:: SUPPLIED ENTRIES ::
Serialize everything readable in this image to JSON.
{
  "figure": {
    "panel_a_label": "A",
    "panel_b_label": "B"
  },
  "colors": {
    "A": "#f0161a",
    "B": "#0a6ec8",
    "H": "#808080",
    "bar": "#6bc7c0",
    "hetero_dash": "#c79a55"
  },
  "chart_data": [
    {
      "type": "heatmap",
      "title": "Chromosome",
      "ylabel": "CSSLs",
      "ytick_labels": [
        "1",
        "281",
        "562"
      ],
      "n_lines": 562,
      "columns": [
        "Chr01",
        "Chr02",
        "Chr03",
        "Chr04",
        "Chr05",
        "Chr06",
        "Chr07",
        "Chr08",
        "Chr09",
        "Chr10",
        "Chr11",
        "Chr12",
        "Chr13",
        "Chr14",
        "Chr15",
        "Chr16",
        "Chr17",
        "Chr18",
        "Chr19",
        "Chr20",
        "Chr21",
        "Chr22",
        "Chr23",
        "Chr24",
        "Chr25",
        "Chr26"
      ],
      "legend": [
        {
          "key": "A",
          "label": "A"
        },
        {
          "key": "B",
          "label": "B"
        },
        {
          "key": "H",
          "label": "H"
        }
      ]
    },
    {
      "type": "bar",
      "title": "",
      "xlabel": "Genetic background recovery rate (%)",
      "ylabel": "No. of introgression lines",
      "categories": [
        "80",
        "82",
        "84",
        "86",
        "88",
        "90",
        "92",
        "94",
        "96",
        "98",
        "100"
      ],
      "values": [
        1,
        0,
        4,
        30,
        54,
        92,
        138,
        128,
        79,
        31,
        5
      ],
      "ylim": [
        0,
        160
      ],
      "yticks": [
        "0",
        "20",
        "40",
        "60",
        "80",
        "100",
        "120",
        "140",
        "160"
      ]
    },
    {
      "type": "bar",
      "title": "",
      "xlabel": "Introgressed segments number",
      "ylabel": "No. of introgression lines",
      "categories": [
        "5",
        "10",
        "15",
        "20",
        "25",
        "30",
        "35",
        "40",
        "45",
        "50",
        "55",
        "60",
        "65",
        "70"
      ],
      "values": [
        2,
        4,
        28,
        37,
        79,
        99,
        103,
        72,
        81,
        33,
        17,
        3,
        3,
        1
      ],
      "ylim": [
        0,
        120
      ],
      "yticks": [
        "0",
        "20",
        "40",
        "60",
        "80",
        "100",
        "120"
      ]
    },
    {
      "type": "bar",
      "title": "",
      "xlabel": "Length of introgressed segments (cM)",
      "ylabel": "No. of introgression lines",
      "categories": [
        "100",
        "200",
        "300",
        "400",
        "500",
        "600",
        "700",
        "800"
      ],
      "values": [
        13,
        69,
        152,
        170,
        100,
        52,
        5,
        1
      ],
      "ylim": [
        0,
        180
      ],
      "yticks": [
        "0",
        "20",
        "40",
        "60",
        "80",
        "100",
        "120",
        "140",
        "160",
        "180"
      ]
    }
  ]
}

:: EXERCISE DIRECTIONS ::
Output every line above without altering anything.

:: ANSWER TO THIS EXERCISE ::
Serialize everything readable in this image to JSON.
{
  "figure": {
    "panel_a_label": "A",
    "panel_b_label": "B"
  },
  "colors": {
    "A": "#f0161a",
    "B": "#0a6ec8",
    "H": "#808080",
    "bar": "#6bc7c0",
    "hetero_dash": "#c79a55"
  },
  "chart_data": [
    {
      "type": "heatmap",
      "title": "Chromosome",
      "ylabel": "CSSLs",
      "ytick_labels": [
        "1",
        "281",
        "562"
      ],
      "n_lines": 562,
      "columns": [
        "Chr01",
        "Chr02",
        "Chr03",
        "Chr04",
        "Chr05",
        "Chr06",
        "Chr07",
        "Chr08",
        "Chr09",
        "Chr10",
        "Chr11",
        "Chr12",
        "Chr13",
        "Chr14",
        "Chr15",
        "Chr16",
        "Chr17",
        "Chr18",
        "Chr19",
        "Chr20",
        "Chr21",
        "Chr22",
        "Chr23",
        "Chr24",
        "Chr25",
        "Chr26"
      ],
      "legend": [
        {
          "key": "A",
          "label": "A"
        },
        {
          "key": "B",
          "label": "B"
        },
        {
          "key": "H",
          "label": "H"
        }
      ]
    },
    {
      "type": "bar",
      "title": "",
      "xlabel": "Genetic background recovery rate (%)",
      "ylabel": "No. of introgression lines",
      "categories": [
        "80",
        "82",
        "84",
        "86",
        "88",
        "90",
        "92",
        "94",
        "96",
        "98",
        "100"
      ],
      "values": [
        1,
        0,
        4,
        30,
        54,
        92,
        138,
        128,
        79,
        31,
        5
      ],
      "ylim": [
        0,
        160
      ],
      "yticks": [
        "0",
        "20",
        "40",
        "60",
        "80",
        "100",
        "120",
        "140",
        "160"
      ]
    },
    {
      "type": "bar",
      "title": "",
      "xlabel": "Introgressed segments number",
      "ylabel": "No. of introgression lines",
      "categories": [
        "5",
        "10",
        "15",
        "20",
        "25",
        "30",
        "35",
        "40",
        "45",
        "50",
        "55",
        "60",
        "65",
        "70"
      ],
      "values": [
        2,
        4,
        28,
        37,
        79,
        99,
        103,
        72,
        81,
        33,
        17,
        3,
        3,
        1
      ],
      "ylim": [
        0,
        120
      ],
      "yticks": [
        "0",
        "20",
        "40",
        "60",
        "80",
        "100",
        "120"
      ]
    },
    {
      "type": "bar",
      "title": "",
      "xlabel": "Length of introgressed segments (cM)",
      "ylabel": "No. of introgression lines",
      "categories": [
        "100",
        "200",
        "300",
        "400",
        "500",
        "600",
        "700",
        "800"
      ],
      "values": [
        13,
        69,
        152,
        170,
        100,
        52,
        5,
        1
      ],
      "ylim": [
        0,
        180
      ],
      "yticks": [
        "0",
        "20",
        "40",
        "60",
        "80",
        "100",
        "120",
        "140",
        "160",
        "180"
      ]
    }
  ]
}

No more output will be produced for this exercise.